* [Job] Where a line holds the string "Bags", return that line.

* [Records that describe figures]
************

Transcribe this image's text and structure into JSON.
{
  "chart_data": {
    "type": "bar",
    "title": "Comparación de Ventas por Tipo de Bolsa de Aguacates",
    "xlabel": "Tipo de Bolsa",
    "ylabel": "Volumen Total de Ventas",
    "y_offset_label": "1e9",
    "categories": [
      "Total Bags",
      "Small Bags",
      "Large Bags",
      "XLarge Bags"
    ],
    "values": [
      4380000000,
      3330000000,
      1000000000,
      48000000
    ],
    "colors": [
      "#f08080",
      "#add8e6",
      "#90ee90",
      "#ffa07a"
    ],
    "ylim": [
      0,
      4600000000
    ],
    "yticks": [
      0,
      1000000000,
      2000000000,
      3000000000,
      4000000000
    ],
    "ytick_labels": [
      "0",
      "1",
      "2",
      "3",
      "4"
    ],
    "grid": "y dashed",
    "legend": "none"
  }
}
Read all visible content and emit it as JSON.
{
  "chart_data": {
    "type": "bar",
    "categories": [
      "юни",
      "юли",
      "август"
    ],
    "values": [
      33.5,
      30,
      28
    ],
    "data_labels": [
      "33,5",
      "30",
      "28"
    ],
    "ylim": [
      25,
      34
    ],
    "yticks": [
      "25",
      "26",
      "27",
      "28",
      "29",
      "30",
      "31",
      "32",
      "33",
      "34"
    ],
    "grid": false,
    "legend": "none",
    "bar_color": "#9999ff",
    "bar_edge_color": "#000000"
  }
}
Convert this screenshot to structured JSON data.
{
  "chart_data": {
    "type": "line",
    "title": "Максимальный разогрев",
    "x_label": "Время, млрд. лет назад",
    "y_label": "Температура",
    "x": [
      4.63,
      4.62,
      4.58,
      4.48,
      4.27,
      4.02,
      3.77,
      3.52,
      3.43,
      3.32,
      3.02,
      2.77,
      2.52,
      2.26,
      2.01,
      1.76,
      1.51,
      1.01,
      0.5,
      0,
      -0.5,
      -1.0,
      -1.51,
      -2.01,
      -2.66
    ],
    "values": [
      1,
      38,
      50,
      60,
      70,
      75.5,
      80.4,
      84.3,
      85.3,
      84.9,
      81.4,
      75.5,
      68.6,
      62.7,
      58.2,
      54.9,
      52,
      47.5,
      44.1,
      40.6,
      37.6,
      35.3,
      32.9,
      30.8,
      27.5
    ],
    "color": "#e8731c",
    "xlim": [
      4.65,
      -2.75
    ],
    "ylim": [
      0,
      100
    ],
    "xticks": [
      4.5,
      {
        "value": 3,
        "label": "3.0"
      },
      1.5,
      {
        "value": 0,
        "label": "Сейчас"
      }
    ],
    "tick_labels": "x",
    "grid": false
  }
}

************

* [Expected output]
      "Total Bags",
      "Small Bags",
      "Large Bags",
      "XLarge Bags"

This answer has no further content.